## WHAT IS ASKED
Search the data for the string "Opciones" and extract every line where it appears.

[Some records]

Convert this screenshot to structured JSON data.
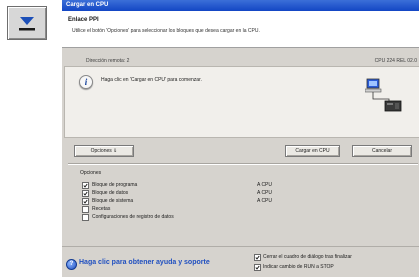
{
  "window": {
    "title": "Cargar en CPU"
  },
  "header": {
    "title": "Enlace PPI",
    "description": "Utilice el botón 'Opciones' para seleccionar los bloques que desea cargar en la CPU."
  },
  "info": {
    "left": "Dirección remota: 2",
    "right": "CPU 224 REL 02.0"
  },
  "panel": {
    "message": "Haga clic en 'Cargar en CPU' para comenzar."
  },
  "buttons": {
    "options": "Opciones ⇓",
    "upload": "Cargar en CPU",
    "cancel": "Cancelar"
  },
  "options": {
    "label": "Opciones",
    "items": [
      {
        "label": "Bloque de programa",
        "checked": true,
        "target": "A  CPU"
      },
      {
        "label": "Bloque de datos",
        "checked": true,
        "target": "A  CPU"
      },
      {
        "label": "Bloque de sistema",
        "checked": true,
        "target": "A  CPU"
      },
      {
        "label": "Recetas",
        "checked": false,
        "target": ""
      },
      {
        "label": "Configuraciones de registro de datos",
        "checked": false,
        "target": ""
      }
    ]
  },
  "footer": {
    "help": "Haga clic para obtener ayuda y soporte",
    "close_option": "Cerrar el cuadro de diálogo tras finalizar",
    "mode_option": "Indicar cambio de RUN a STOP"
  }
}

## WORKED SOLUTION
    "description": "Utilice el botón 'Opciones' para seleccionar los bloques que desea cargar en la CPU."
    "options": "Opciones ⇓",
    "label": "Opciones",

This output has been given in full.